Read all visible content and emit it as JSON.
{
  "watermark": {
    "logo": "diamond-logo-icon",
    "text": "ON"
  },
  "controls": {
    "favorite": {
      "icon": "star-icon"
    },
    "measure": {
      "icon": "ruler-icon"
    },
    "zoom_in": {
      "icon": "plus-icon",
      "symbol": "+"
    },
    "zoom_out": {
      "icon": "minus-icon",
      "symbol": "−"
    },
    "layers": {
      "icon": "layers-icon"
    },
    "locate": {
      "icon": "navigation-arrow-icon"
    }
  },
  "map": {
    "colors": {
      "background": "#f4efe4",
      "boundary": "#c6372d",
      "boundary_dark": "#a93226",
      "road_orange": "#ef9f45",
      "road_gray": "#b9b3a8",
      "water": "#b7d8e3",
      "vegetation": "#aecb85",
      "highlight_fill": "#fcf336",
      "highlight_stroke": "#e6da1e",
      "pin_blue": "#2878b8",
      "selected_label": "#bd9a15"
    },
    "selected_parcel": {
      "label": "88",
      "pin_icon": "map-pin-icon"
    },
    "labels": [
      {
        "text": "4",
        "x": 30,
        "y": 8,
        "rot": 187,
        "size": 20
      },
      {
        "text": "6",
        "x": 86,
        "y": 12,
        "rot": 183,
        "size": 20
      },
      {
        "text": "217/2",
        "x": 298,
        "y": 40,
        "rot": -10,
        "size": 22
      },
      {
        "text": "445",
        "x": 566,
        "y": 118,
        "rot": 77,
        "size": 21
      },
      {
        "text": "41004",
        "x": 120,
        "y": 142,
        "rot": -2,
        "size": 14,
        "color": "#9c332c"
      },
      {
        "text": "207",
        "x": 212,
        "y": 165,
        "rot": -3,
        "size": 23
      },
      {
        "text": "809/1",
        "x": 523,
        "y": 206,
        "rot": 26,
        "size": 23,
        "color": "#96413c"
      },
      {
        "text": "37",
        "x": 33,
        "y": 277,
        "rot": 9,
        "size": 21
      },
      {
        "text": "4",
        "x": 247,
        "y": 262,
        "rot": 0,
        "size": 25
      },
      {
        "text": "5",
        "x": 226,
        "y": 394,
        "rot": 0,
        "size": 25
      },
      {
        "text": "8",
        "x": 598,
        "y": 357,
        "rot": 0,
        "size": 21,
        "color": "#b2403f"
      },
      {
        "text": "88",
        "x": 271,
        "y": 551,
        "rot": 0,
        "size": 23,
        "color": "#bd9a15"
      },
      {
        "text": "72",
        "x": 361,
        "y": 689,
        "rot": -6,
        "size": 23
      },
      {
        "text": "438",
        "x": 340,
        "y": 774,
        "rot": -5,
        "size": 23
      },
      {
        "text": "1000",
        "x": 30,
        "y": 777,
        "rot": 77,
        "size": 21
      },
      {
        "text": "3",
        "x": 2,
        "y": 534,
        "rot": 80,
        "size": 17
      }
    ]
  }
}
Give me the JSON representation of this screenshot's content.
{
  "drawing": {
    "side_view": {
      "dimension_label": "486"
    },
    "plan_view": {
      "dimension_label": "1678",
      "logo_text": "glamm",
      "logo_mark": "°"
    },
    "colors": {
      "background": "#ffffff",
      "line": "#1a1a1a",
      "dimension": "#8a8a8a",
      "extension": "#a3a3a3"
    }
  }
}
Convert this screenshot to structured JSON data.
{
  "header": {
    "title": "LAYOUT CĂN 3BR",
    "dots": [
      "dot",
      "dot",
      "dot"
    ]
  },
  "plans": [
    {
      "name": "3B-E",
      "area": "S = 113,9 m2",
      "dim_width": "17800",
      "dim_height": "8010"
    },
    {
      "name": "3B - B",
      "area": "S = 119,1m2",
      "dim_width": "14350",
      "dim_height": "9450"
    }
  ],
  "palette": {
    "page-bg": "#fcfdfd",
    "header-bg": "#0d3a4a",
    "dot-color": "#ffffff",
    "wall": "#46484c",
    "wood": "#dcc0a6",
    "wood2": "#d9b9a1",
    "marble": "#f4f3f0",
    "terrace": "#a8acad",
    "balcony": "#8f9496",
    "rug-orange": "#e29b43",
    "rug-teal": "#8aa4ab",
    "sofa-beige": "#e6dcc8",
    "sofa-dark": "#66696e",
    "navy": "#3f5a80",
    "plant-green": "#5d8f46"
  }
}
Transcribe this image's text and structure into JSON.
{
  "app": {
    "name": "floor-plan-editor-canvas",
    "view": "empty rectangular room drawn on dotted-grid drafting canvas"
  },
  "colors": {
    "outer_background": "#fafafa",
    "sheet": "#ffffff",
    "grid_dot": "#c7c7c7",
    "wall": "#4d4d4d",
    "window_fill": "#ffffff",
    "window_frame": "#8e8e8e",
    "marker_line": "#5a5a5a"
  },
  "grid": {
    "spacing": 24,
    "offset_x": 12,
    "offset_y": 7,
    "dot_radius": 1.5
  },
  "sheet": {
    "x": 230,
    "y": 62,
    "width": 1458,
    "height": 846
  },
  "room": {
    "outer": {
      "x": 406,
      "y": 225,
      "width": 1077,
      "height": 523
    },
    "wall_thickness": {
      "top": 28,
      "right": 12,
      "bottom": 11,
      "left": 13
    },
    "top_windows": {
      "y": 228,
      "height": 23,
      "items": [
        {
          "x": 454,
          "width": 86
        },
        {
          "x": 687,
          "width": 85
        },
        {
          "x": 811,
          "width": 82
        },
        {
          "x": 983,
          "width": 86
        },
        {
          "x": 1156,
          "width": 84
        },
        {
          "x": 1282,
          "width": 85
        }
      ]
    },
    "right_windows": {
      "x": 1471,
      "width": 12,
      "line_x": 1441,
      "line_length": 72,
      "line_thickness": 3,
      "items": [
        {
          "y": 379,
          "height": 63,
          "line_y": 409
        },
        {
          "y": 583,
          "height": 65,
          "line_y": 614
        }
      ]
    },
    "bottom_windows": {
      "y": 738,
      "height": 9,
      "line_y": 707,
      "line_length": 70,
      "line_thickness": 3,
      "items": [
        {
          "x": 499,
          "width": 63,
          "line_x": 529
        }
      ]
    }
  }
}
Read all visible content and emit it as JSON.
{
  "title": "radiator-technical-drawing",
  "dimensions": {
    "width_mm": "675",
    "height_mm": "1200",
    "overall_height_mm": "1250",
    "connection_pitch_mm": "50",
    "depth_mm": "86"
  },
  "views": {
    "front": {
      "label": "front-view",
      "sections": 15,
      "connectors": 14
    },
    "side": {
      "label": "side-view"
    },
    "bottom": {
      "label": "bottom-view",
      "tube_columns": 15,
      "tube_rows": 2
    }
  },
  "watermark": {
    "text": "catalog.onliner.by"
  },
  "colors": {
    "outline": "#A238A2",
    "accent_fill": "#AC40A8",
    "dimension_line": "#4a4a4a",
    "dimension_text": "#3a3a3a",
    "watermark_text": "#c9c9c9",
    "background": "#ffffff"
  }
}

────────────────────────────────────────

Retype the entries one by one, exactly.

WORKED ANSWER -
Read all visible content and emit it as JSON.
{
  "watermark": {
    "logo": "diamond-logo-icon",
    "text": "ON"
  },
  "controls": {
    "favorite": {
      "icon": "star-icon"
    },
    "measure": {
      "icon": "ruler-icon"
    },
    "zoom_in": {
      "icon": "plus-icon",
      "symbol": "+"
    },
    "zoom_out": {
      "icon": "minus-icon",
      "symbol": "−"
    },
    "layers": {
      "icon": "layers-icon"
    },
    "locate": {
      "icon": "navigation-arrow-icon"
    }
  },
  "map": {
    "colors": {
      "background": "#f4efe4",
      "boundary": "#c6372d",
      "boundary_dark": "#a93226",
      "road_orange": "#ef9f45",
      "road_gray": "#b9b3a8",
      "water": "#b7d8e3",
      "vegetation": "#aecb85",
      "highlight_fill": "#fcf336",
      "highlight_stroke": "#e6da1e",
      "pin_blue": "#2878b8",
      "selected_label": "#bd9a15"
    },
    "selected_parcel": {
      "label": "88",
      "pin_icon": "map-pin-icon"
    },
    "labels": [
      {
        "text": "4",
        "x": 30,
        "y": 8,
        "rot": 187,
        "size": 20
      },
      {
        "text": "6",
        "x": 86,
        "y": 12,
        "rot": 183,
        "size": 20
      },
      {
        "text": "217/2",
        "x": 298,
        "y": 40,
        "rot": -10,
        "size": 22
      },
      {
        "text": "445",
        "x": 566,
        "y": 118,
        "rot": 77,
        "size": 21
      },
      {
        "text": "41004",
        "x": 120,
        "y": 142,
        "rot": -2,
        "size": 14,
        "color": "#9c332c"
      },
      {
        "text": "207",
        "x": 212,
        "y": 165,
        "rot": -3,
        "size": 23
      },
      {
        "text": "809/1",
        "x": 523,
        "y": 206,
        "rot": 26,
        "size": 23,
        "color": "#96413c"
      },
      {
        "text": "37",
        "x": 33,
        "y": 277,
        "rot": 9,
        "size": 21
      },
      {
        "text": "4",
        "x": 247,
        "y": 262,
        "rot": 0,
        "size": 25
      },
      {
        "text": "5",
        "x": 226,
        "y": 394,
        "rot": 0,
        "size": 25
      },
      {
        "text": "8",
        "x": 598,
        "y": 357,
        "rot": 0,
        "size": 21,
        "color": "#b2403f"
      },
      {
        "text": "88",
        "x": 271,
        "y": 551,
        "rot": 0,
        "size": 23,
        "color": "#bd9a15"
      },
      {
        "text": "72",
        "x": 361,
        "y": 689,
        "rot": -6,
        "size": 23
      },
      {
        "text": "438",
        "x": 340,
        "y": 774,
        "rot": -5,
        "size": 23
      },
      {
        "text": "1000",
        "x": 30,
        "y": 777,
        "rot": 77,
        "size": 21
      },
      {
        "text": "3",
        "x": 2,
        "y": 534,
        "rot": 80,
        "size": 17
      }
    ]
  }
}
Give me the JSON representation of this screenshot's content.
{
  "drawing": {
    "side_view": {
      "dimension_label": "486"
    },
    "plan_view": {
      "dimension_label": "1678",
      "logo_text": "glamm",
      "logo_mark": "°"
    },
    "colors": {
      "background": "#ffffff",
      "line": "#1a1a1a",
      "dimension": "#8a8a8a",
      "extension": "#a3a3a3"
    }
  }
}
Convert this screenshot to structured JSON data.
{
  "header": {
    "title": "LAYOUT CĂN 3BR",
    "dots": [
      "dot",
      "dot",
      "dot"
    ]
  },
  "plans": [
    {
      "name": "3B-E",
      "area": "S = 113,9 m2",
      "dim_width": "17800",
      "dim_height": "8010"
    },
    {
      "name": "3B - B",
      "area": "S = 119,1m2",
      "dim_width": "14350",
      "dim_height": "9450"
    }
  ],
  "palette": {
    "page-bg": "#fcfdfd",
    "header-bg": "#0d3a4a",
    "dot-color": "#ffffff",
    "wall": "#46484c",
    "wood": "#dcc0a6",
    "wood2": "#d9b9a1",
    "marble": "#f4f3f0",
    "terrace": "#a8acad",
    "balcony": "#8f9496",
    "rug-orange": "#e29b43",
    "rug-teal": "#8aa4ab",
    "sofa-beige": "#e6dcc8",
    "sofa-dark": "#66696e",
    "navy": "#3f5a80",
    "plant-green": "#5d8f46"
  }
}
Transcribe this image's text and structure into JSON.
{
  "app": {
    "name": "floor-plan-editor-canvas",
    "view": "empty rectangular room drawn on dotted-grid drafting canvas"
  },
  "colors": {
    "outer_background": "#fafafa",
    "sheet": "#ffffff",
    "grid_dot": "#c7c7c7",
    "wall": "#4d4d4d",
    "window_fill": "#ffffff",
    "window_frame": "#8e8e8e",
    "marker_line": "#5a5a5a"
  },
  "grid": {
    "spacing": 24,
    "offset_x": 12,
    "offset_y": 7,
    "dot_radius": 1.5
  },
  "sheet": {
    "x": 230,
    "y": 62,
    "width": 1458,
    "height": 846
  },
  "room": {
    "outer": {
      "x": 406,
      "y": 225,
      "width": 1077,
      "height": 523
    },
    "wall_thickness": {
      "top": 28,
      "right": 12,
      "bottom": 11,
      "left": 13
    },
    "top_windows": {
      "y": 228,
      "height": 23,
      "items": [
        {
          "x": 454,
          "width": 86
        },
        {
          "x": 687,
          "width": 85
        },
        {
          "x": 811,
          "width": 82
        },
        {
          "x": 983,
          "width": 86
        },
        {
          "x": 1156,
          "width": 84
        },
        {
          "x": 1282,
          "width": 85
        }
      ]
    },
    "right_windows": {
      "x": 1471,
      "width": 12,
      "line_x": 1441,
      "line_length": 72,
      "line_thickness": 3,
      "items": [
        {
          "y": 379,
          "height": 63,
          "line_y": 409
        },
        {
          "y": 583,
          "height": 65,
          "line_y": 614
        }
      ]
    },
    "bottom_windows": {
      "y": 738,
      "height": 9,
      "line_y": 707,
      "line_length": 70,
      "line_thickness": 3,
      "items": [
        {
          "x": 499,
          "width": 63,
          "line_x": 529
        }
      ]
    }
  }
}
Read all visible content and emit it as JSON.
{
  "title": "radiator-technical-drawing",
  "dimensions": {
    "width_mm": "675",
    "height_mm": "1200",
    "overall_height_mm": "1250",
    "connection_pitch_mm": "50",
    "depth_mm": "86"
  },
  "views": {
    "front": {
      "label": "front-view",
      "sections": 15,
      "connectors": 14
    },
    "side": {
      "label": "side-view"
    },
    "bottom": {
      "label": "bottom-view",
      "tube_columns": 15,
      "tube_rows": 2
    }
  },
  "watermark": {
    "text": "catalog.onliner.by"
  },
  "colors": {
    "outline": "#A238A2",
    "accent_fill": "#AC40A8",
    "dimension_line": "#4a4a4a",
    "dimension_text": "#3a3a3a",
    "watermark_text": "#c9c9c9",
    "background": "#ffffff"
  }
}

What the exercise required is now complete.